◆ Do this
Exactly as they appear, output all of the entries.

◆ Records supplied

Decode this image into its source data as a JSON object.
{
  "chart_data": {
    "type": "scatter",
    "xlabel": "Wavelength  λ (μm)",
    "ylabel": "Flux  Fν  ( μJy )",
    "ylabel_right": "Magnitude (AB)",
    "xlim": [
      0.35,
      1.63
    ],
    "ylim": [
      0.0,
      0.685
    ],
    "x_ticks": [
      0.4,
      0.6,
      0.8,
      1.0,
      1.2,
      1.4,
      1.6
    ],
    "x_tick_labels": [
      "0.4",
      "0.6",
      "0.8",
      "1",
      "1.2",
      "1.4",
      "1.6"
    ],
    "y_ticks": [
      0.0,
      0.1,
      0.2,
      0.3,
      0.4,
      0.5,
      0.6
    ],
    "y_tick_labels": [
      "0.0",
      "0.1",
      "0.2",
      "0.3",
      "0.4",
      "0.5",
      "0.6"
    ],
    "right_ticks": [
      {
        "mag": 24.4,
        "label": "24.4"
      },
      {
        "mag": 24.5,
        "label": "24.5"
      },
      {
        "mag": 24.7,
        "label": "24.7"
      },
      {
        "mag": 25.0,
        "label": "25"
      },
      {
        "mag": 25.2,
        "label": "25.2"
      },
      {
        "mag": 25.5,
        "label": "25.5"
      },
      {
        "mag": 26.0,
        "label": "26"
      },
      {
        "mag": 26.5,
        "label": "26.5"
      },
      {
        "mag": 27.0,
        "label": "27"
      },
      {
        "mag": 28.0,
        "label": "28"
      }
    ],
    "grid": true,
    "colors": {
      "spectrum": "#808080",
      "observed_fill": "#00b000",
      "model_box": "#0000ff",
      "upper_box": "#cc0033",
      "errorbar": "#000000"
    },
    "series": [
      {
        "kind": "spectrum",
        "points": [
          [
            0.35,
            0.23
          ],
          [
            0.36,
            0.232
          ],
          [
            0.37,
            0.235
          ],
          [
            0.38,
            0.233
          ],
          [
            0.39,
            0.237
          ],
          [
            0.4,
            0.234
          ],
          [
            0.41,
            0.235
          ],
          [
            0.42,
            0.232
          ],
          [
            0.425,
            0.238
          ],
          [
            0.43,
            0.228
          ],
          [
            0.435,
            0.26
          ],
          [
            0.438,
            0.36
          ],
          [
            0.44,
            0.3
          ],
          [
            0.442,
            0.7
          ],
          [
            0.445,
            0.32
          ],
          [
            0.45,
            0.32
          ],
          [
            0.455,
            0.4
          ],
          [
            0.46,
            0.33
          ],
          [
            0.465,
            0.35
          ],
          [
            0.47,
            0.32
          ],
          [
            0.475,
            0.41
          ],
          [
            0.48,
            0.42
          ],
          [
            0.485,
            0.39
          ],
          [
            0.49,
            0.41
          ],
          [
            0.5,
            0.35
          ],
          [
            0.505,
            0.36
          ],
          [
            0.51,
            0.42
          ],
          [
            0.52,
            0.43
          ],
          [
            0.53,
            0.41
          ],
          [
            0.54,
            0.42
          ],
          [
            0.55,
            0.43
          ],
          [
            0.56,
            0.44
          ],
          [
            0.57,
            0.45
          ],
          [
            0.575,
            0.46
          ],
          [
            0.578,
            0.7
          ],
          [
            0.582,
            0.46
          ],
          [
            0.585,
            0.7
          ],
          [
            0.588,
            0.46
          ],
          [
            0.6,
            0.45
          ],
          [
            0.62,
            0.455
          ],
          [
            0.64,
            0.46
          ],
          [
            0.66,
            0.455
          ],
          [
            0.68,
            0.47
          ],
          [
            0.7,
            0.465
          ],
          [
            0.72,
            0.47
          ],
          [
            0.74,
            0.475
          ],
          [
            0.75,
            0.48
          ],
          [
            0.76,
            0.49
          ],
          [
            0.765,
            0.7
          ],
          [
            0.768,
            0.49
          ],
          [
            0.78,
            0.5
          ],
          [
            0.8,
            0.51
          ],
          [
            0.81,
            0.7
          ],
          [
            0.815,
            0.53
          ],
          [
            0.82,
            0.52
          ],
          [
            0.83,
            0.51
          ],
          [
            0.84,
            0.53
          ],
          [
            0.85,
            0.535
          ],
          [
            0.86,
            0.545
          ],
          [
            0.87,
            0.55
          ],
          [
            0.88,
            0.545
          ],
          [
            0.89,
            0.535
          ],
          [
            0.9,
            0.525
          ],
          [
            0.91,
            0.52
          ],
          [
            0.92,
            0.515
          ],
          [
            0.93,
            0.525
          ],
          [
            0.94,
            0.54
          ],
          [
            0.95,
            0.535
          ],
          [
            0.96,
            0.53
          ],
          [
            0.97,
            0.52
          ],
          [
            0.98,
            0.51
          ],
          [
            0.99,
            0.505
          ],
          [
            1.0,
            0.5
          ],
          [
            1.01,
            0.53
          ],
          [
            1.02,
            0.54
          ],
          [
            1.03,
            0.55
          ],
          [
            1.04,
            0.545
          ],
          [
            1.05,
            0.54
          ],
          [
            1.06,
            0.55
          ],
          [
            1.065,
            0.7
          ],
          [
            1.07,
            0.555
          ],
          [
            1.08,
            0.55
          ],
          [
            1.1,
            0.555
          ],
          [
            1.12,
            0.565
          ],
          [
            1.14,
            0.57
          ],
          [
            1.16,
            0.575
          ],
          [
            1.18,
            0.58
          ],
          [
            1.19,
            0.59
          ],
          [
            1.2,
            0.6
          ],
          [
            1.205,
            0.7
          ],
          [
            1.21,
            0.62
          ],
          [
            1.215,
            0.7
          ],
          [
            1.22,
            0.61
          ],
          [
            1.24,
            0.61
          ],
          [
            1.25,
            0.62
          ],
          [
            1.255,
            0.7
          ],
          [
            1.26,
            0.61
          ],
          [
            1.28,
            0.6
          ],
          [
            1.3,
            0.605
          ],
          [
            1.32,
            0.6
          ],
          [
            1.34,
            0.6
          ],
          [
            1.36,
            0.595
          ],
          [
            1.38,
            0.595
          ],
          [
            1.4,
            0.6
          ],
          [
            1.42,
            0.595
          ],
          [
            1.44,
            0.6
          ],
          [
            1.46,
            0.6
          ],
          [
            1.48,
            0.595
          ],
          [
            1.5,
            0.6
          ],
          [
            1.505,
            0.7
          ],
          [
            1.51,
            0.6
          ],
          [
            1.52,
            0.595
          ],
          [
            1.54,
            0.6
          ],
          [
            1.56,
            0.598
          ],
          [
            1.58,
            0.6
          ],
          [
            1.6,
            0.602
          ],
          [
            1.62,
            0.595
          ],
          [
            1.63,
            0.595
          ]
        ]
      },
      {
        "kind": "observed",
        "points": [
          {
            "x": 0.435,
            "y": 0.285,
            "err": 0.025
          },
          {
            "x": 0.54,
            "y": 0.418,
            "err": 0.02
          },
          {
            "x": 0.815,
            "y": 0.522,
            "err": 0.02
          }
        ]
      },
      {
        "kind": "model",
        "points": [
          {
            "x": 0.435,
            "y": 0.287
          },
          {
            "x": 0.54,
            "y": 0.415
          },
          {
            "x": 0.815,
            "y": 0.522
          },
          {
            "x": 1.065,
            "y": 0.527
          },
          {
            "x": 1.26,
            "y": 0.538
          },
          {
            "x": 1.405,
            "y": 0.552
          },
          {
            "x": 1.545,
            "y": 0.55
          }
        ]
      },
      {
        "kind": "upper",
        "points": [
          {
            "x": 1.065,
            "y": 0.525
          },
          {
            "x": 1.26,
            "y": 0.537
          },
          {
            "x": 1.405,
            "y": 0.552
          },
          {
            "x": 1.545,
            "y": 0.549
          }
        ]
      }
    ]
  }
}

◆ The answer
Decode this image into its source data as a JSON object.
{
  "chart_data": {
    "type": "scatter",
    "xlabel": "Wavelength  λ (μm)",
    "ylabel": "Flux  Fν  ( μJy )",
    "ylabel_right": "Magnitude (AB)",
    "xlim": [
      0.35,
      1.63
    ],
    "ylim": [
      0.0,
      0.685
    ],
    "x_ticks": [
      0.4,
      0.6,
      0.8,
      1.0,
      1.2,
      1.4,
      1.6
    ],
    "x_tick_labels": [
      "0.4",
      "0.6",
      "0.8",
      "1",
      "1.2",
      "1.4",
      "1.6"
    ],
    "y_ticks": [
      0.0,
      0.1,
      0.2,
      0.3,
      0.4,
      0.5,
      0.6
    ],
    "y_tick_labels": [
      "0.0",
      "0.1",
      "0.2",
      "0.3",
      "0.4",
      "0.5",
      "0.6"
    ],
    "right_ticks": [
      {
        "mag": 24.4,
        "label": "24.4"
      },
      {
        "mag": 24.5,
        "label": "24.5"
      },
      {
        "mag": 24.7,
        "label": "24.7"
      },
      {
        "mag": 25.0,
        "label": "25"
      },
      {
        "mag": 25.2,
        "label": "25.2"
      },
      {
        "mag": 25.5,
        "label": "25.5"
      },
      {
        "mag": 26.0,
        "label": "26"
      },
      {
        "mag": 26.5,
        "label": "26.5"
      },
      {
        "mag": 27.0,
        "label": "27"
      },
      {
        "mag": 28.0,
        "label": "28"
      }
    ],
    "grid": true,
    "colors": {
      "spectrum": "#808080",
      "observed_fill": "#00b000",
      "model_box": "#0000ff",
      "upper_box": "#cc0033",
      "errorbar": "#000000"
    },
    "series": [
      {
        "kind": "spectrum",
        "points": [
          [
            0.35,
            0.23
          ],
          [
            0.36,
            0.232
          ],
          [
            0.37,
            0.235
          ],
          [
            0.38,
            0.233
          ],
          [
            0.39,
            0.237
          ],
          [
            0.4,
            0.234
          ],
          [
            0.41,
            0.235
          ],
          [
            0.42,
            0.232
          ],
          [
            0.425,
            0.238
          ],
          [
            0.43,
            0.228
          ],
          [
            0.435,
            0.26
          ],
          [
            0.438,
            0.36
          ],
          [
            0.44,
            0.3
          ],
          [
            0.442,
            0.7
          ],
          [
            0.445,
            0.32
          ],
          [
            0.45,
            0.32
          ],
          [
            0.455,
            0.4
          ],
          [
            0.46,
            0.33
          ],
          [
            0.465,
            0.35
          ],
          [
            0.47,
            0.32
          ],
          [
            0.475,
            0.41
          ],
          [
            0.48,
            0.42
          ],
          [
            0.485,
            0.39
          ],
          [
            0.49,
            0.41
          ],
          [
            0.5,
            0.35
          ],
          [
            0.505,
            0.36
          ],
          [
            0.51,
            0.42
          ],
          [
            0.52,
            0.43
          ],
          [
            0.53,
            0.41
          ],
          [
            0.54,
            0.42
          ],
          [
            0.55,
            0.43
          ],
          [
            0.56,
            0.44
          ],
          [
            0.57,
            0.45
          ],
          [
            0.575,
            0.46
          ],
          [
            0.578,
            0.7
          ],
          [
            0.582,
            0.46
          ],
          [
            0.585,
            0.7
          ],
          [
            0.588,
            0.46
          ],
          [
            0.6,
            0.45
          ],
          [
            0.62,
            0.455
          ],
          [
            0.64,
            0.46
          ],
          [
            0.66,
            0.455
          ],
          [
            0.68,
            0.47
          ],
          [
            0.7,
            0.465
          ],
          [
            0.72,
            0.47
          ],
          [
            0.74,
            0.475
          ],
          [
            0.75,
            0.48
          ],
          [
            0.76,
            0.49
          ],
          [
            0.765,
            0.7
          ],
          [
            0.768,
            0.49
          ],
          [
            0.78,
            0.5
          ],
          [
            0.8,
            0.51
          ],
          [
            0.81,
            0.7
          ],
          [
            0.815,
            0.53
          ],
          [
            0.82,
            0.52
          ],
          [
            0.83,
            0.51
          ],
          [
            0.84,
            0.53
          ],
          [
            0.85,
            0.535
          ],
          [
            0.86,
            0.545
          ],
          [
            0.87,
            0.55
          ],
          [
            0.88,
            0.545
          ],
          [
            0.89,
            0.535
          ],
          [
            0.9,
            0.525
          ],
          [
            0.91,
            0.52
          ],
          [
            0.92,
            0.515
          ],
          [
            0.93,
            0.525
          ],
          [
            0.94,
            0.54
          ],
          [
            0.95,
            0.535
          ],
          [
            0.96,
            0.53
          ],
          [
            0.97,
            0.52
          ],
          [
            0.98,
            0.51
          ],
          [
            0.99,
            0.505
          ],
          [
            1.0,
            0.5
          ],
          [
            1.01,
            0.53
          ],
          [
            1.02,
            0.54
          ],
          [
            1.03,
            0.55
          ],
          [
            1.04,
            0.545
          ],
          [
            1.05,
            0.54
          ],
          [
            1.06,
            0.55
          ],
          [
            1.065,
            0.7
          ],
          [
            1.07,
            0.555
          ],
          [
            1.08,
            0.55
          ],
          [
            1.1,
            0.555
          ],
          [
            1.12,
            0.565
          ],
          [
            1.14,
            0.57
          ],
          [
            1.16,
            0.575
          ],
          [
            1.18,
            0.58
          ],
          [
            1.19,
            0.59
          ],
          [
            1.2,
            0.6
          ],
          [
            1.205,
            0.7
          ],
          [
            1.21,
            0.62
          ],
          [
            1.215,
            0.7
          ],
          [
            1.22,
            0.61
          ],
          [
            1.24,
            0.61
          ],
          [
            1.25,
            0.62
          ],
          [
            1.255,
            0.7
          ],
          [
            1.26,
            0.61
          ],
          [
            1.28,
            0.6
          ],
          [
            1.3,
            0.605
          ],
          [
            1.32,
            0.6
          ],
          [
            1.34,
            0.6
          ],
          [
            1.36,
            0.595
          ],
          [
            1.38,
            0.595
          ],
          [
            1.4,
            0.6
          ],
          [
            1.42,
            0.595
          ],
          [
            1.44,
            0.6
          ],
          [
            1.46,
            0.6
          ],
          [
            1.48,
            0.595
          ],
          [
            1.5,
            0.6
          ],
          [
            1.505,
            0.7
          ],
          [
            1.51,
            0.6
          ],
          [
            1.52,
            0.595
          ],
          [
            1.54,
            0.6
          ],
          [
            1.56,
            0.598
          ],
          [
            1.58,
            0.6
          ],
          [
            1.6,
            0.602
          ],
          [
            1.62,
            0.595
          ],
          [
            1.63,
            0.595
          ]
        ]
      },
      {
        "kind": "observed",
        "points": [
          {
            "x": 0.435,
            "y": 0.285,
            "err": 0.025
          },
          {
            "x": 0.54,
            "y": 0.418,
            "err": 0.02
          },
          {
            "x": 0.815,
            "y": 0.522,
            "err": 0.02
          }
        ]
      },
      {
        "kind": "model",
        "points": [
          {
            "x": 0.435,
            "y": 0.287
          },
          {
            "x": 0.54,
            "y": 0.415
          },
          {
            "x": 0.815,
            "y": 0.522
          },
          {
            "x": 1.065,
            "y": 0.527
          },
          {
            "x": 1.26,
            "y": 0.538
          },
          {
            "x": 1.405,
            "y": 0.552
          },
          {
            "x": 1.545,
            "y": 0.55
          }
        ]
      },
      {
        "kind": "upper",
        "points": [
          {
            "x": 1.065,
            "y": 0.525
          },
          {
            "x": 1.26,
            "y": 0.537
          },
          {
            "x": 1.405,
            "y": 0.552
          },
          {
            "x": 1.545,
            "y": 0.549
          }
        ]
      }
    ]
  }
}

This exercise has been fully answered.